Problem requirements:
Give back each entry unchanged, minus pictures.

[Raw records]
------------------------------

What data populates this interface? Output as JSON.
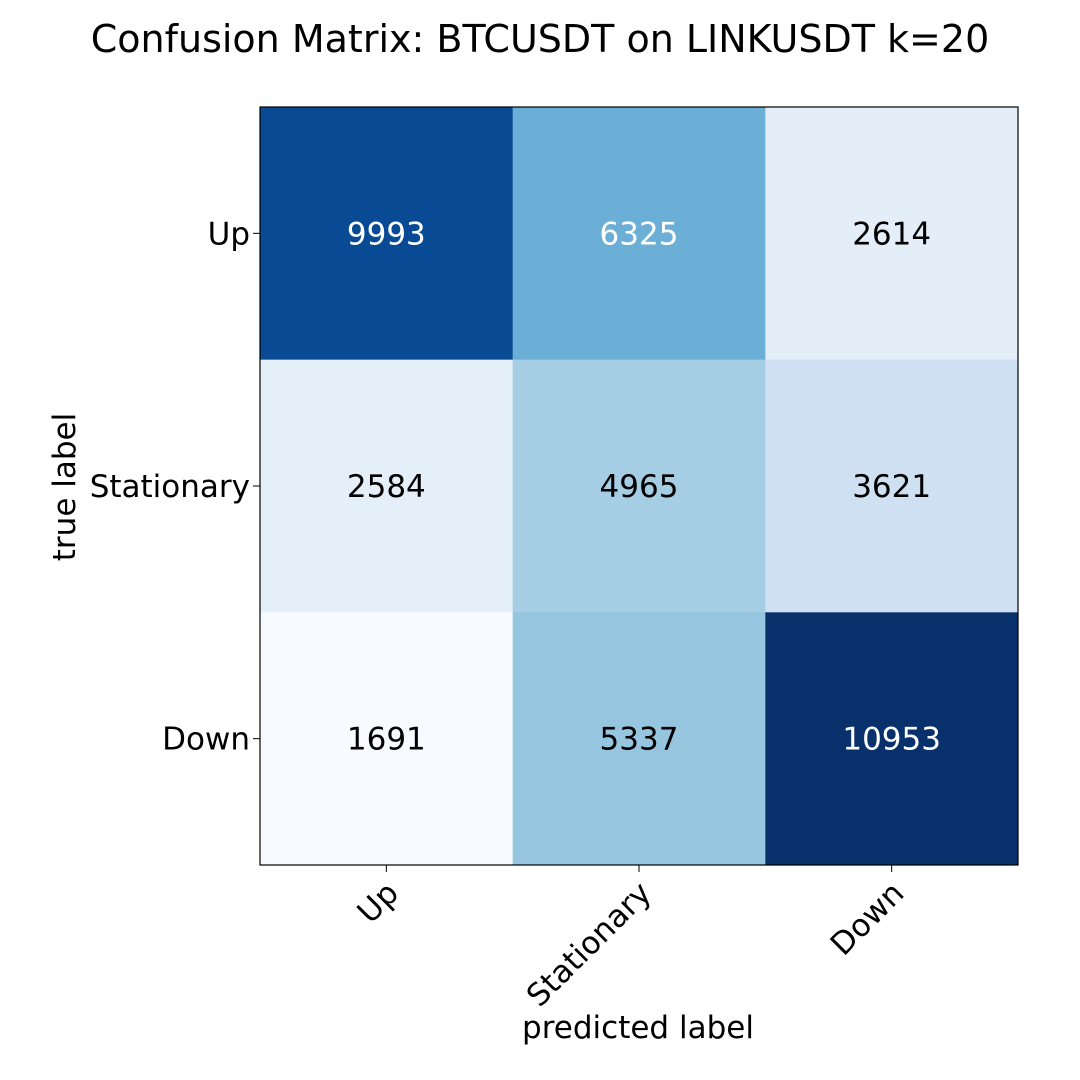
{
  "chart_data": {
    "type": "heatmap",
    "title": "Confusion Matrix: BTCUSDT on LINKUSDT k=20",
    "xlabel": "predicted label",
    "ylabel": "true label",
    "x_categories": [
      "Up",
      "Stationary",
      "Down"
    ],
    "y_categories": [
      "Up",
      "Stationary",
      "Down"
    ],
    "values": [
      [
        9993,
        6325,
        2614
      ],
      [
        2584,
        4965,
        3621
      ],
      [
        1691,
        5337,
        10953
      ]
    ],
    "colormap": "Blues",
    "color_range": [
      1691,
      10953
    ],
    "grid": false,
    "colors": {
      "cmap_stops": [
        "#f7fbff",
        "#deebf7",
        "#c6dbef",
        "#9ecae1",
        "#6baed6",
        "#4292c6",
        "#2171b5",
        "#08519c",
        "#08306b"
      ],
      "text_dark": "#000000",
      "text_light": "#ffffff"
    }
  }
}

------------------------------

The output:
What data populates this interface? Output as JSON.
{
  "chart_data": {
    "type": "heatmap",
    "title": "Confusion Matrix: BTCUSDT on LINKUSDT k=20",
    "xlabel": "predicted label",
    "ylabel": "true label",
    "x_categories": [
      "Up",
      "Stationary",
      "Down"
    ],
    "y_categories": [
      "Up",
      "Stationary",
      "Down"
    ],
    "values": [
      [
        9993,
        6325,
        2614
      ],
      [
        2584,
        4965,
        3621
      ],
      [
        1691,
        5337,
        10953
      ]
    ],
    "colormap": "Blues",
    "color_range": [
      1691,
      10953
    ],
    "grid": false,
    "colors": {
      "cmap_stops": [
        "#f7fbff",
        "#deebf7",
        "#c6dbef",
        "#9ecae1",
        "#6baed6",
        "#4292c6",
        "#2171b5",
        "#08519c",
        "#08306b"
      ],
      "text_dark": "#000000",
      "text_light": "#ffffff"
    }
  }
}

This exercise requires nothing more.